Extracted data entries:
----
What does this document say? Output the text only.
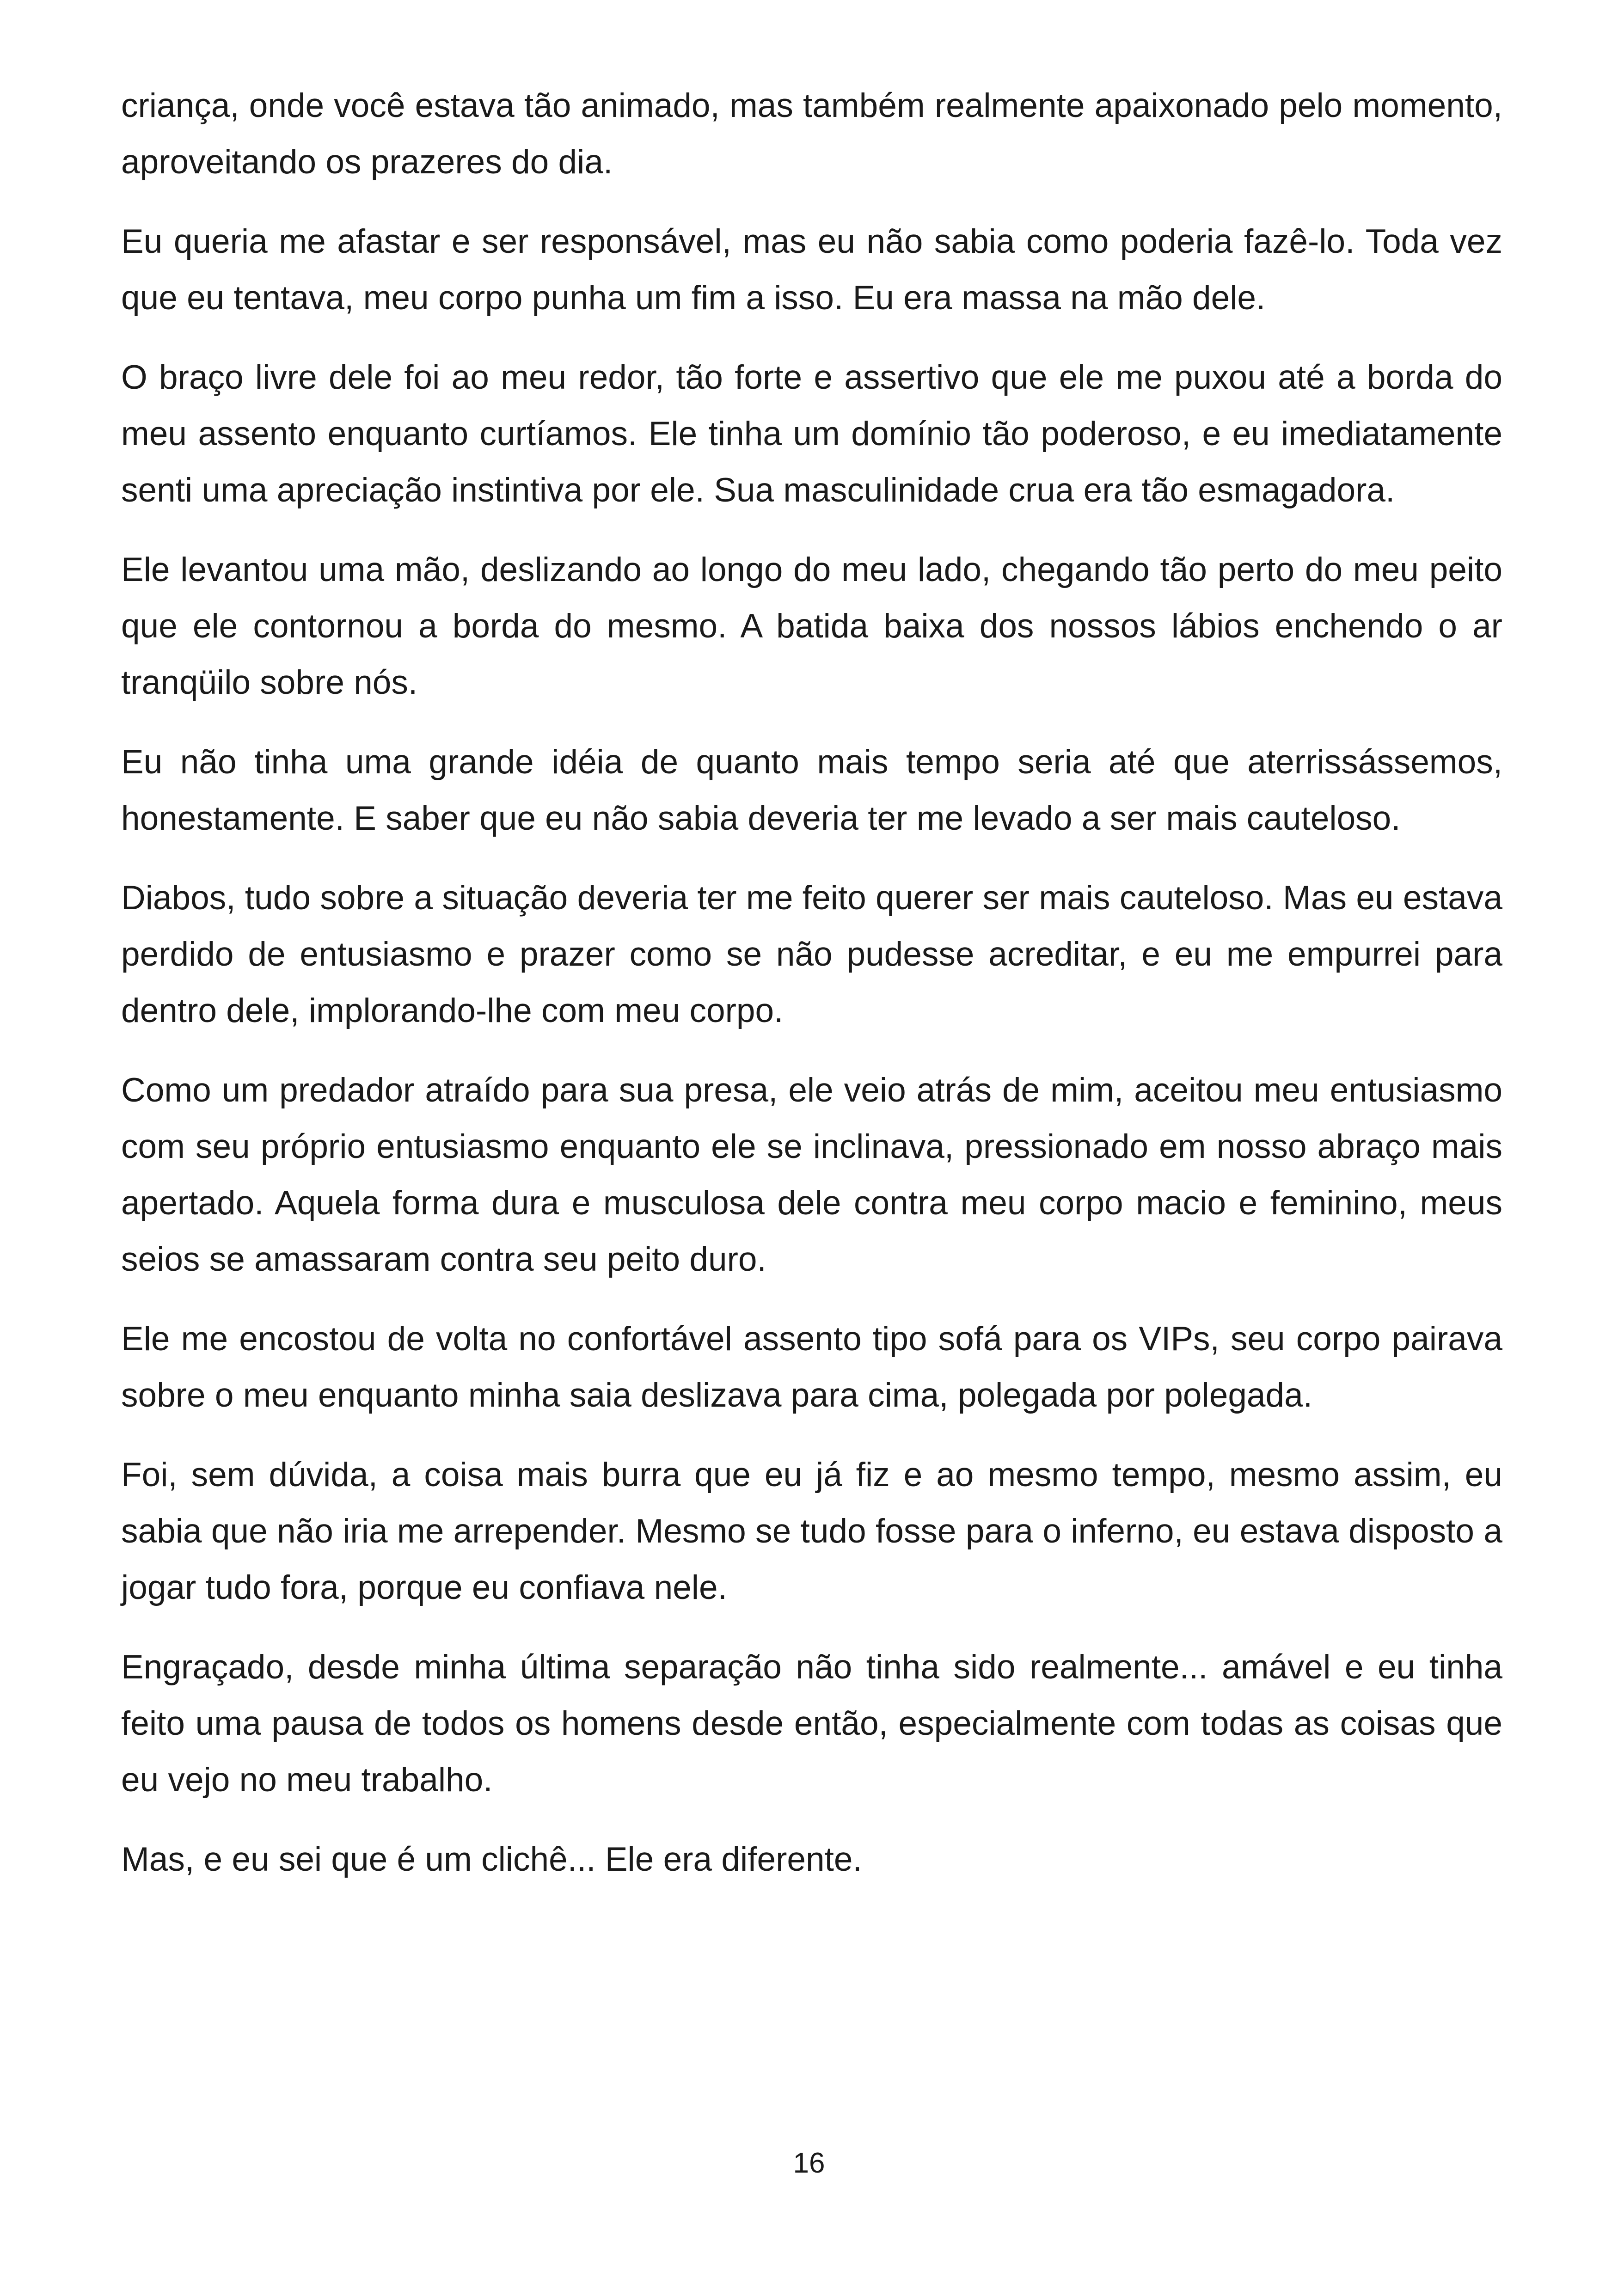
criança, onde você estava tão animado, mas também realmente apaixonado pelo momento, aproveitando os prazeres do dia.

Eu queria me afastar e ser responsável, mas eu não sabia como poderia fazê-lo. Toda vez que eu tentava, meu corpo punha um fim a isso. Eu era massa na mão dele.

O braço livre dele foi ao meu redor, tão forte e assertivo que ele me puxou até a borda do meu assento enquanto curtíamos. Ele tinha um domínio tão poderoso, e eu imediatamente senti uma apreciação instintiva por ele. Sua masculinidade crua era tão esmagadora.

Ele levantou uma mão, deslizando ao longo do meu lado, chegando tão perto do meu peito que ele contornou a borda do mesmo. A batida baixa dos nossos lábios enchendo o ar tranqüilo sobre nós.

Eu não tinha uma grande idéia de quanto mais tempo seria até que aterrissássemos, honestamente. E saber que eu não sabia deveria ter me levado a ser mais cauteloso.

Diabos, tudo sobre a situação deveria ter me feito querer ser mais cauteloso. Mas eu estava perdido de entusiasmo e prazer como se não pudesse acreditar, e eu me empurrei para dentro dele, implorando-lhe com meu corpo.

Como um predador atraído para sua presa, ele veio atrás de mim, aceitou meu entusiasmo com seu próprio entusiasmo enquanto ele se inclinava, pressionado em nosso abraço mais apertado. Aquela forma dura e musculosa dele contra meu corpo macio e feminino, meus seios se amassaram contra seu peito duro.

Ele me encostou de volta no confortável assento tipo sofá para os VIPs, seu corpo pairava sobre o meu enquanto minha saia deslizava para cima, polegada por polegada.

Foi, sem dúvida, a coisa mais burra que eu já fiz e ao mesmo tempo, mesmo assim, eu sabia que não iria me arrepender. Mesmo se tudo fosse para o inferno, eu estava disposto a jogar tudo fora, porque eu confiava nele.

Engraçado, desde minha última separação não tinha sido realmente... amável e eu tinha feito uma pausa de todos os homens desde então, especialmente com todas as coisas que eu vejo no meu trabalho.

Mas, e eu sei que é um clichê... Ele era diferente.

16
----
What to work on: Transcribe the records word for word and include no pictures.

Complete response:
What does this document say? Output the text only.
criança, onde você estava tão animado, mas também realmente apaixonado pelo momento, aproveitando os prazeres do dia.

Eu queria me afastar e ser responsável, mas eu não sabia como poderia fazê-lo. Toda vez que eu tentava, meu corpo punha um fim a isso. Eu era massa na mão dele.

O braço livre dele foi ao meu redor, tão forte e assertivo que ele me puxou até a borda do meu assento enquanto curtíamos. Ele tinha um domínio tão poderoso, e eu imediatamente senti uma apreciação instintiva por ele. Sua masculinidade crua era tão esmagadora.

Ele levantou uma mão, deslizando ao longo do meu lado, chegando tão perto do meu peito que ele contornou a borda do mesmo. A batida baixa dos nossos lábios enchendo o ar tranqüilo sobre nós.

Eu não tinha uma grande idéia de quanto mais tempo seria até que aterrissássemos, honestamente. E saber que eu não sabia deveria ter me levado a ser mais cauteloso.

Diabos, tudo sobre a situação deveria ter me feito querer ser mais cauteloso. Mas eu estava perdido de entusiasmo e prazer como se não pudesse acreditar, e eu me empurrei para dentro dele, implorando-lhe com meu corpo.

Como um predador atraído para sua presa, ele veio atrás de mim, aceitou meu entusiasmo com seu próprio entusiasmo enquanto ele se inclinava, pressionado em nosso abraço mais apertado. Aquela forma dura e musculosa dele contra meu corpo macio e feminino, meus seios se amassaram contra seu peito duro.

Ele me encostou de volta no confortável assento tipo sofá para os VIPs, seu corpo pairava sobre o meu enquanto minha saia deslizava para cima, polegada por polegada.

Foi, sem dúvida, a coisa mais burra que eu já fiz e ao mesmo tempo, mesmo assim, eu sabia que não iria me arrepender. Mesmo se tudo fosse para o inferno, eu estava disposto a jogar tudo fora, porque eu confiava nele.

Engraçado, desde minha última separação não tinha sido realmente... amável e eu tinha feito uma pausa de todos os homens desde então, especialmente com todas as coisas que eu vejo no meu trabalho.

Mas, e eu sei que é um clichê... Ele era diferente.

16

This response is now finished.